▶
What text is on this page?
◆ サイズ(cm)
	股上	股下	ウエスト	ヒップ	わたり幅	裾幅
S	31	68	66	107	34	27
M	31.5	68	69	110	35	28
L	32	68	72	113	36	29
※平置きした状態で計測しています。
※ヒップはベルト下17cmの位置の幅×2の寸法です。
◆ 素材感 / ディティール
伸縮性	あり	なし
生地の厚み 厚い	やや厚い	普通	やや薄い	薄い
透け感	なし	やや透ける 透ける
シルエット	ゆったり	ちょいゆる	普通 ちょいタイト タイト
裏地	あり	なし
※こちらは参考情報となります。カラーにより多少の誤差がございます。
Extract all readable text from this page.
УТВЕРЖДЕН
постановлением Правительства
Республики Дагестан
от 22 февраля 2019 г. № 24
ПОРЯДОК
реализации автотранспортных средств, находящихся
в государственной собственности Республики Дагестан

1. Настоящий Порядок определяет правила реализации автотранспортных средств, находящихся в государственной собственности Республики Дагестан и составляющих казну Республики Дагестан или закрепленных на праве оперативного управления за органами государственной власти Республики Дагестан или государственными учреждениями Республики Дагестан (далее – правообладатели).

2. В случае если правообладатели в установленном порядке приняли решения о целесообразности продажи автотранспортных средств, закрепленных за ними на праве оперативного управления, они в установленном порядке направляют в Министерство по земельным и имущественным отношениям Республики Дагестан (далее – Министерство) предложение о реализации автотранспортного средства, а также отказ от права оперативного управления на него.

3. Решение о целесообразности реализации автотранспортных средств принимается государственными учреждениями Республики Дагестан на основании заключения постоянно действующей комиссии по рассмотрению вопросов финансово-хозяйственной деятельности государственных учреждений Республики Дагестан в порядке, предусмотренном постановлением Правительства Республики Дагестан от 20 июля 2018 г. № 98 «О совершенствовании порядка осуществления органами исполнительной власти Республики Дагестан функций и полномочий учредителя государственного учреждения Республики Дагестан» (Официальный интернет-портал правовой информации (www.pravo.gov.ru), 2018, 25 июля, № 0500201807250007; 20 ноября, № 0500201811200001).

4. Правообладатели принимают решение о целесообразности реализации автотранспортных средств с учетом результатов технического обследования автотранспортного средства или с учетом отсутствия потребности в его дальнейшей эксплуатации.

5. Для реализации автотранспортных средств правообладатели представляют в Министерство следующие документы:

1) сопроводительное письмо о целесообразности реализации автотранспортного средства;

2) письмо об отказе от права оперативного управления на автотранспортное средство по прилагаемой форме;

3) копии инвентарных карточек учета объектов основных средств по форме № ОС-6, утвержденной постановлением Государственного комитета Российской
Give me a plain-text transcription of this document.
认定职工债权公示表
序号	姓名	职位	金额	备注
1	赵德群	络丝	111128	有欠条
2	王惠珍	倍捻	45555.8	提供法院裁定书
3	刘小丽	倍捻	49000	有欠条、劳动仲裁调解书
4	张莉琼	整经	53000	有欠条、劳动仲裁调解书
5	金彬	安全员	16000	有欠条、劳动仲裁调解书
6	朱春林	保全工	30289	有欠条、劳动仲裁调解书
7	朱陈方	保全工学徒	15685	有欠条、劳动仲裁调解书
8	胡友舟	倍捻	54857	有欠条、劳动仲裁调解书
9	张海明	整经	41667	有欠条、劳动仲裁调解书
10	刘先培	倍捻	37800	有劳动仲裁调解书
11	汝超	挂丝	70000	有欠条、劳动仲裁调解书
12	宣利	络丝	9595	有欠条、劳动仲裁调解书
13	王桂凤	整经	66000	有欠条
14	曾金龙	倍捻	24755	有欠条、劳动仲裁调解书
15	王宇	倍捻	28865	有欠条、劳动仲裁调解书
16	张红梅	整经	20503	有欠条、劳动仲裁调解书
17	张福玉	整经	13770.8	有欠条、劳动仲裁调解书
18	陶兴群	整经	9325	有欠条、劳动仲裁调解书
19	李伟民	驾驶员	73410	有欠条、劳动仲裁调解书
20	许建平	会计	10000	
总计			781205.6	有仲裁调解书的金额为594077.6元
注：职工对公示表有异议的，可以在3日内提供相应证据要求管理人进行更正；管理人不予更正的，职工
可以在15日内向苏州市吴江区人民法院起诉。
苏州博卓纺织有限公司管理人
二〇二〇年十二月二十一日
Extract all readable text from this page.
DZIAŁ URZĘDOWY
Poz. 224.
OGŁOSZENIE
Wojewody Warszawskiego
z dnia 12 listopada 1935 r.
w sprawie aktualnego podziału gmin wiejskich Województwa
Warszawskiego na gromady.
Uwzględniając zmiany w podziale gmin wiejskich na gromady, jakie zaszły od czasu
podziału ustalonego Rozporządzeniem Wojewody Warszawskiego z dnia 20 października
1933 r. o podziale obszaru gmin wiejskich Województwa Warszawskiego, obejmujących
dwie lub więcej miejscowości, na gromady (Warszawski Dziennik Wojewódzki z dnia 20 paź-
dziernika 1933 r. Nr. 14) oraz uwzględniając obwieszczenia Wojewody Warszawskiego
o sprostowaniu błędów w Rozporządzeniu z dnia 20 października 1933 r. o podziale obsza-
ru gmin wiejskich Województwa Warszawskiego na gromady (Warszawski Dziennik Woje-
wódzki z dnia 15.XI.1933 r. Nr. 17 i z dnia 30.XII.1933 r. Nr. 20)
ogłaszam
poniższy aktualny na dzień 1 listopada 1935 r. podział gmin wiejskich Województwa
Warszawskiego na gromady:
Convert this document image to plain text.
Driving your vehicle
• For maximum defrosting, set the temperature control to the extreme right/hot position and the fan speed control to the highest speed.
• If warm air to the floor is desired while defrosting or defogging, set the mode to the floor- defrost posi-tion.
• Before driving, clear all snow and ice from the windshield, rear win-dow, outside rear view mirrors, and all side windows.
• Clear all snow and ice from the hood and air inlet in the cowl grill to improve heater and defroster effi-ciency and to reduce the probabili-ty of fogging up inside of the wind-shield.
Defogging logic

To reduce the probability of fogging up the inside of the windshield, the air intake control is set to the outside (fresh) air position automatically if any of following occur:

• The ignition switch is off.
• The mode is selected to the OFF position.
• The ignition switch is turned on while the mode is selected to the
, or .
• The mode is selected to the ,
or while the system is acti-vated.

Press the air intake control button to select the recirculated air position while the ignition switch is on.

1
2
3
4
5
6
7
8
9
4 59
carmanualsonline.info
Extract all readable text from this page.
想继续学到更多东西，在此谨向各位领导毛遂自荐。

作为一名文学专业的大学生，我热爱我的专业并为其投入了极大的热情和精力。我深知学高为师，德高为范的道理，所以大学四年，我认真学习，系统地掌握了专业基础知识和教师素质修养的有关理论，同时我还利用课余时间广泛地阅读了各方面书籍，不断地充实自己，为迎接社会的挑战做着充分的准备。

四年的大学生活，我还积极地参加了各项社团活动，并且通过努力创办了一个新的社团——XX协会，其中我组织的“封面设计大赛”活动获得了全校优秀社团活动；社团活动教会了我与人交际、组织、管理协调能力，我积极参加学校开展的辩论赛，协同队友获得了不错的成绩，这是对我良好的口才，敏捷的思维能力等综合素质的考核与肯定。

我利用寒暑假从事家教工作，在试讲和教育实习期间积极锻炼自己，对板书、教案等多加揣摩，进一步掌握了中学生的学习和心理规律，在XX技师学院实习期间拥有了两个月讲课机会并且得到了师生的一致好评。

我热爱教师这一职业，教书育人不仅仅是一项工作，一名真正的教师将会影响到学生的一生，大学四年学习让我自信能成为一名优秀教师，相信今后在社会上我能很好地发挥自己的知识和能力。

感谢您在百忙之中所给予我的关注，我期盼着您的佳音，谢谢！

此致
◀
**Problem requirements:** Type the whole listing again, unaltered.

**Response below:**
What text is on this page?
◆ サイズ(cm)
	股上	股下	ウエスト	ヒップ	わたり幅	裾幅
S	31	68	66	107	34	27
M	31.5	68	69	110	35	28
L	32	68	72	113	36	29
※平置きした状態で計測しています。
※ヒップはベルト下17cmの位置の幅×2の寸法です。
◆ 素材感 / ディティール
伸縮性	あり	なし
生地の厚み 厚い	やや厚い	普通	やや薄い	薄い
透け感	なし	やや透ける 透ける
シルエット	ゆったり	ちょいゆる	普通 ちょいタイト タイト
裏地	あり	なし
※こちらは参考情報となります。カラーにより多少の誤差がございます。
Extract all readable text from this page.
УТВЕРЖДЕН
постановлением Правительства
Республики Дагестан
от 22 февраля 2019 г. № 24
ПОРЯДОК
реализации автотранспортных средств, находящихся
в государственной собственности Республики Дагестан

1. Настоящий Порядок определяет правила реализации автотранспортных средств, находящихся в государственной собственности Республики Дагестан и составляющих казну Республики Дагестан или закрепленных на праве оперативного управления за органами государственной власти Республики Дагестан или государственными учреждениями Республики Дагестан (далее – правообладатели).

2. В случае если правообладатели в установленном порядке приняли решения о целесообразности продажи автотранспортных средств, закрепленных за ними на праве оперативного управления, они в установленном порядке направляют в Министерство по земельным и имущественным отношениям Республики Дагестан (далее – Министерство) предложение о реализации автотранспортного средства, а также отказ от права оперативного управления на него.

3. Решение о целесообразности реализации автотранспортных средств принимается государственными учреждениями Республики Дагестан на основании заключения постоянно действующей комиссии по рассмотрению вопросов финансово-хозяйственной деятельности государственных учреждений Республики Дагестан в порядке, предусмотренном постановлением Правительства Республики Дагестан от 20 июля 2018 г. № 98 «О совершенствовании порядка осуществления органами исполнительной власти Республики Дагестан функций и полномочий учредителя государственного учреждения Республики Дагестан» (Официальный интернет-портал правовой информации (www.pravo.gov.ru), 2018, 25 июля, № 0500201807250007; 20 ноября, № 0500201811200001).

4. Правообладатели принимают решение о целесообразности реализации автотранспортных средств с учетом результатов технического обследования автотранспортного средства или с учетом отсутствия потребности в его дальнейшей эксплуатации.

5. Для реализации автотранспортных средств правообладатели представляют в Министерство следующие документы:

1) сопроводительное письмо о целесообразности реализации автотранспортного средства;

2) письмо об отказе от права оперативного управления на автотранспортное средство по прилагаемой форме;

3) копии инвентарных карточек учета объектов основных средств по форме № ОС-6, утвержденной постановлением Государственного комитета Российской
Give me a plain-text transcription of this document.
认定职工债权公示表
序号	姓名	职位	金额	备注
1	赵德群	络丝	111128	有欠条
2	王惠珍	倍捻	45555.8	提供法院裁定书
3	刘小丽	倍捻	49000	有欠条、劳动仲裁调解书
4	张莉琼	整经	53000	有欠条、劳动仲裁调解书
5	金彬	安全员	16000	有欠条、劳动仲裁调解书
6	朱春林	保全工	30289	有欠条、劳动仲裁调解书
7	朱陈方	保全工学徒	15685	有欠条、劳动仲裁调解书
8	胡友舟	倍捻	54857	有欠条、劳动仲裁调解书
9	张海明	整经	41667	有欠条、劳动仲裁调解书
10	刘先培	倍捻	37800	有劳动仲裁调解书
11	汝超	挂丝	70000	有欠条、劳动仲裁调解书
12	宣利	络丝	9595	有欠条、劳动仲裁调解书
13	王桂凤	整经	66000	有欠条
14	曾金龙	倍捻	24755	有欠条、劳动仲裁调解书
15	王宇	倍捻	28865	有欠条、劳动仲裁调解书
16	张红梅	整经	20503	有欠条、劳动仲裁调解书
17	张福玉	整经	13770.8	有欠条、劳动仲裁调解书
18	陶兴群	整经	9325	有欠条、劳动仲裁调解书
19	李伟民	驾驶员	73410	有欠条、劳动仲裁调解书
20	许建平	会计	10000	
总计			781205.6	有仲裁调解书的金额为594077.6元
注：职工对公示表有异议的，可以在3日内提供相应证据要求管理人进行更正；管理人不予更正的，职工
可以在15日内向苏州市吴江区人民法院起诉。
苏州博卓纺织有限公司管理人
二〇二〇年十二月二十一日
Extract all readable text from this page.
DZIAŁ URZĘDOWY
Poz. 224.
OGŁOSZENIE
Wojewody Warszawskiego
z dnia 12 listopada 1935 r.
w sprawie aktualnego podziału gmin wiejskich Województwa
Warszawskiego na gromady.
Uwzględniając zmiany w podziale gmin wiejskich na gromady, jakie zaszły od czasu
podziału ustalonego Rozporządzeniem Wojewody Warszawskiego z dnia 20 października
1933 r. o podziale obszaru gmin wiejskich Województwa Warszawskiego, obejmujących
dwie lub więcej miejscowości, na gromady (Warszawski Dziennik Wojewódzki z dnia 20 paź-
dziernika 1933 r. Nr. 14) oraz uwzględniając obwieszczenia Wojewody Warszawskiego
o sprostowaniu błędów w Rozporządzeniu z dnia 20 października 1933 r. o podziale obsza-
ru gmin wiejskich Województwa Warszawskiego na gromady (Warszawski Dziennik Woje-
wódzki z dnia 15.XI.1933 r. Nr. 17 i z dnia 30.XII.1933 r. Nr. 20)
ogłaszam
poniższy aktualny na dzień 1 listopada 1935 r. podział gmin wiejskich Województwa
Warszawskiego na gromady:
Convert this document image to plain text.
Driving your vehicle
• For maximum defrosting, set the temperature control to the extreme right/hot position and the fan speed control to the highest speed.
• If warm air to the floor is desired while defrosting or defogging, set the mode to the floor- defrost posi-tion.
• Before driving, clear all snow and ice from the windshield, rear win-dow, outside rear view mirrors, and all side windows.
• Clear all snow and ice from the hood and air inlet in the cowl grill to improve heater and defroster effi-ciency and to reduce the probabili-ty of fogging up inside of the wind-shield.
Defogging logic

To reduce the probability of fogging up the inside of the windshield, the air intake control is set to the outside (fresh) air position automatically if any of following occur:

• The ignition switch is off.
• The mode is selected to the OFF position.
• The ignition switch is turned on while the mode is selected to the
, or .
• The mode is selected to the ,
or while the system is acti-vated.

Press the air intake control button to select the recirculated air position while the ignition switch is on.

1
2
3
4
5
6
7
8
9
4 59
carmanualsonline.info
Extract all readable text from this page.
想继续学到更多东西，在此谨向各位领导毛遂自荐。

作为一名文学专业的大学生，我热爱我的专业并为其投入了极大的热情和精力。我深知学高为师，德高为范的道理，所以大学四年，我认真学习，系统地掌握了专业基础知识和教师素质修养的有关理论，同时我还利用课余时间广泛地阅读了各方面书籍，不断地充实自己，为迎接社会的挑战做着充分的准备。

四年的大学生活，我还积极地参加了各项社团活动，并且通过努力创办了一个新的社团——XX协会，其中我组织的“封面设计大赛”活动获得了全校优秀社团活动；社团活动教会了我与人交际、组织、管理协调能力，我积极参加学校开展的辩论赛，协同队友获得了不错的成绩，这是对我良好的口才，敏捷的思维能力等综合素质的考核与肯定。

我利用寒暑假从事家教工作，在试讲和教育实习期间积极锻炼自己，对板书、教案等多加揣摩，进一步掌握了中学生的学习和心理规律，在XX技师学院实习期间拥有了两个月讲课机会并且得到了师生的一致好评。

我热爱教师这一职业，教书育人不仅仅是一项工作，一名真正的教师将会影响到学生的一生，大学四年学习让我自信能成为一名优秀教师，相信今后在社会上我能很好地发挥自己的知识和能力。

感谢您在百忙之中所给予我的关注，我期盼着您的佳音，谢谢！

此致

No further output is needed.